(Boxed element data)

(begin)

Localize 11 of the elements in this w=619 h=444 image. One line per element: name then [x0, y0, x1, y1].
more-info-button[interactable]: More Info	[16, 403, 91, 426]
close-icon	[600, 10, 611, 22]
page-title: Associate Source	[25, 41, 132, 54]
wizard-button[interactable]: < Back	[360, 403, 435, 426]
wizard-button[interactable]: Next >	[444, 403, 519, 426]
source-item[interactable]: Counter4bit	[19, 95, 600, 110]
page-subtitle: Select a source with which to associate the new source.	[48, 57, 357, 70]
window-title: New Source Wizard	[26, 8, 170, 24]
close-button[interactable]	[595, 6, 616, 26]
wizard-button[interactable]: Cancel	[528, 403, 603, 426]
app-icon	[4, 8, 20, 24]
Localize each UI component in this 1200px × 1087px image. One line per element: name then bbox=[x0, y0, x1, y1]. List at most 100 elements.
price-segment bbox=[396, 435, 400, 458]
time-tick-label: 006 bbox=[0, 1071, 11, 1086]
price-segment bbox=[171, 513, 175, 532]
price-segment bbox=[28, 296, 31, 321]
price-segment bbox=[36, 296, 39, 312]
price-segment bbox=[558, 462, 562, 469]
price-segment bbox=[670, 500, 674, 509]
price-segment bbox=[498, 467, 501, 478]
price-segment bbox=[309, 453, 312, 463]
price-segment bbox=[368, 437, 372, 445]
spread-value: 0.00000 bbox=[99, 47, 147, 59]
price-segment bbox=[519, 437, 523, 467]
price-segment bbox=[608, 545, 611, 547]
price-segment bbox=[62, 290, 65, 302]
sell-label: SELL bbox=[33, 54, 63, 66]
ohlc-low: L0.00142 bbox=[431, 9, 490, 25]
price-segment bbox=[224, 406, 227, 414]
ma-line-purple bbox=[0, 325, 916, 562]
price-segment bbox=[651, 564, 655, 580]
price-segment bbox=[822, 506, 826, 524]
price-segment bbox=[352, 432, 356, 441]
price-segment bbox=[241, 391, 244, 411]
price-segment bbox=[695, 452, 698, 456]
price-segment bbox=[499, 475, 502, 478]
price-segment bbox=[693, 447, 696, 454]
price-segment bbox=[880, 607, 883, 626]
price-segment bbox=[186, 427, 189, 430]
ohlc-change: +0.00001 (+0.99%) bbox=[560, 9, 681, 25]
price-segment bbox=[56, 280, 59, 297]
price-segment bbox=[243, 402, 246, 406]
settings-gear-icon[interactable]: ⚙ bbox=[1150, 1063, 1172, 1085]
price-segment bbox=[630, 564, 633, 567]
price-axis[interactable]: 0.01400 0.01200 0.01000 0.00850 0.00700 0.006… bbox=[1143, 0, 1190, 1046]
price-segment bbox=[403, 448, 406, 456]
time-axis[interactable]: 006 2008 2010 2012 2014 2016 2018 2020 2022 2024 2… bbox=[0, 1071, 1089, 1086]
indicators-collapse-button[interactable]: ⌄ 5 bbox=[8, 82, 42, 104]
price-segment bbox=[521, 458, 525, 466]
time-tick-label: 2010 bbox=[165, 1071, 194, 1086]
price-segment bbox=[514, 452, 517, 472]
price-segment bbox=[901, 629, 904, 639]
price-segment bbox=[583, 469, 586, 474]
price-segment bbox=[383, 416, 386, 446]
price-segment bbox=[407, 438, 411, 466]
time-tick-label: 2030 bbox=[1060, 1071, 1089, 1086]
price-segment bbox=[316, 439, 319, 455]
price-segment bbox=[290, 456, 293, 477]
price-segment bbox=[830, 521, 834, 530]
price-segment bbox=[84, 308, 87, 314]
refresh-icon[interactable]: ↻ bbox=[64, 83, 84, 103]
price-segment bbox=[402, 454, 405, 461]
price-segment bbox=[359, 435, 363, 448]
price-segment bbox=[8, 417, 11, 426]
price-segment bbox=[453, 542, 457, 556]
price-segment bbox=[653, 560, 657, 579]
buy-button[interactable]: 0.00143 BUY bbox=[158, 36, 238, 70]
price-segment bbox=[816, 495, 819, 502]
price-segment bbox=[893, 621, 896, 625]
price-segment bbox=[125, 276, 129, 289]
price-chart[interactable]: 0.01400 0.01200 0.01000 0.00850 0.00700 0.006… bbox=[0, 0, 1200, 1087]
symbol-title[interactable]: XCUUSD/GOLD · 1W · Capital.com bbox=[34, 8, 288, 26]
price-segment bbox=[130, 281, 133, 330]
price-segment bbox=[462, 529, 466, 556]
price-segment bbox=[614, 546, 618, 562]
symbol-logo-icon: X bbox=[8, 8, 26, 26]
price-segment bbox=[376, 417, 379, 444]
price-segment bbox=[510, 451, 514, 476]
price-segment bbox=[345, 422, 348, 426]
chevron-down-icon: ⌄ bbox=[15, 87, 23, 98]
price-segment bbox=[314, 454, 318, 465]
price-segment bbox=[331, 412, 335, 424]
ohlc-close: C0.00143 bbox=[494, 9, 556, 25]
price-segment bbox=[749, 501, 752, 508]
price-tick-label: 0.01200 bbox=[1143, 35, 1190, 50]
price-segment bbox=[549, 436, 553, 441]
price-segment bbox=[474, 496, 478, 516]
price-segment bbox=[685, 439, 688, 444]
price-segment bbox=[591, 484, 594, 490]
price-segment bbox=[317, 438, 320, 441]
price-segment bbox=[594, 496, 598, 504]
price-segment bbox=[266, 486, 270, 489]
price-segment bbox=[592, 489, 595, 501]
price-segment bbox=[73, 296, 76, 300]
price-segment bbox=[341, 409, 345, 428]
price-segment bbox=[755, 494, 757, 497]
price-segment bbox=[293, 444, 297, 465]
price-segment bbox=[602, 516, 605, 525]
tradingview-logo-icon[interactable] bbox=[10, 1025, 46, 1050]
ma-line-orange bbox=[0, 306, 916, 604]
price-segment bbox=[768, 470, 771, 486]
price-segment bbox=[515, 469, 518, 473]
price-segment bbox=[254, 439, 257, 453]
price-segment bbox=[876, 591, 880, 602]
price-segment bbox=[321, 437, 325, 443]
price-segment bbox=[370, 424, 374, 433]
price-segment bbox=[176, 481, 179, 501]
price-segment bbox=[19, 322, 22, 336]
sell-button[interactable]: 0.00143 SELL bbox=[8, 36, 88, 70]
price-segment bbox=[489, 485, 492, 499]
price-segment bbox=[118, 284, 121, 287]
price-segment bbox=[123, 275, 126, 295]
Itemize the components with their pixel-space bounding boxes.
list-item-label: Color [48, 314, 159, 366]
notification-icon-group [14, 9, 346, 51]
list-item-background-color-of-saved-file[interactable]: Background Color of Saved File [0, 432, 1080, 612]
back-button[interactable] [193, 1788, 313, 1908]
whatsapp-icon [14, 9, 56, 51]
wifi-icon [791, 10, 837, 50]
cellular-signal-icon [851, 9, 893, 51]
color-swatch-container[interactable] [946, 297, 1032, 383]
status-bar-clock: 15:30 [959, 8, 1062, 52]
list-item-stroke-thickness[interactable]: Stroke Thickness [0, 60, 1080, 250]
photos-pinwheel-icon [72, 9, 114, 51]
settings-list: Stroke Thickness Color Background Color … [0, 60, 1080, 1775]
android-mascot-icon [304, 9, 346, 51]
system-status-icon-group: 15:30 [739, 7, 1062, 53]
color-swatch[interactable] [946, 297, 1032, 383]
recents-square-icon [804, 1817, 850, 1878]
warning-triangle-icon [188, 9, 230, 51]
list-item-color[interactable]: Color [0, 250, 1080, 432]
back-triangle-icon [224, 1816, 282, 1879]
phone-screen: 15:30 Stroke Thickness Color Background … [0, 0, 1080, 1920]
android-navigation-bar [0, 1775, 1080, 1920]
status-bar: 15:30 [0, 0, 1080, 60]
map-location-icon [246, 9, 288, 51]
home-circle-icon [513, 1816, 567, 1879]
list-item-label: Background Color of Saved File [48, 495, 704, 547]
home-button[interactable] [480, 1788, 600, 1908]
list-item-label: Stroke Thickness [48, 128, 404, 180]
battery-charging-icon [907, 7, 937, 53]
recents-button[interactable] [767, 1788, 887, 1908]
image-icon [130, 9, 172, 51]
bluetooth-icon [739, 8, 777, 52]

(end)

## DESCRIPTION OF THE TASK
Please update the data from the very first line through the line that contains "price-segment bbox=[36, 296, 39, 312]" by changing "wizard-button" to "nav-button" everywhere it occurs, with nothing else altered.

## EXPECTED ANSWER
Localize 11 of the elements in this w=619 h=444 image. One line per element: name then [x0, y0, x1, y1].
more-info-button[interactable]: More Info	[16, 403, 91, 426]
close-icon	[600, 10, 611, 22]
page-title: Associate Source	[25, 41, 132, 54]
nav-button[interactable]: < Back	[360, 403, 435, 426]
nav-button[interactable]: Next >	[444, 403, 519, 426]
source-item[interactable]: Counter4bit	[19, 95, 600, 110]
page-subtitle: Select a source with which to associate the new source.	[48, 57, 357, 70]
window-title: New Source Wizard	[26, 8, 170, 24]
close-button[interactable]	[595, 6, 616, 26]
nav-button[interactable]: Cancel	[528, 403, 603, 426]
app-icon	[4, 8, 20, 24]
Localize each UI component in this 1200px × 1087px image. One line per element: name then bbox=[x0, y0, x1, y1]. List at most 100 elements.
price-segment bbox=[396, 435, 400, 458]
time-tick-label: 006 bbox=[0, 1071, 11, 1086]
price-segment bbox=[171, 513, 175, 532]
price-segment bbox=[28, 296, 31, 321]
price-segment bbox=[36, 296, 39, 312]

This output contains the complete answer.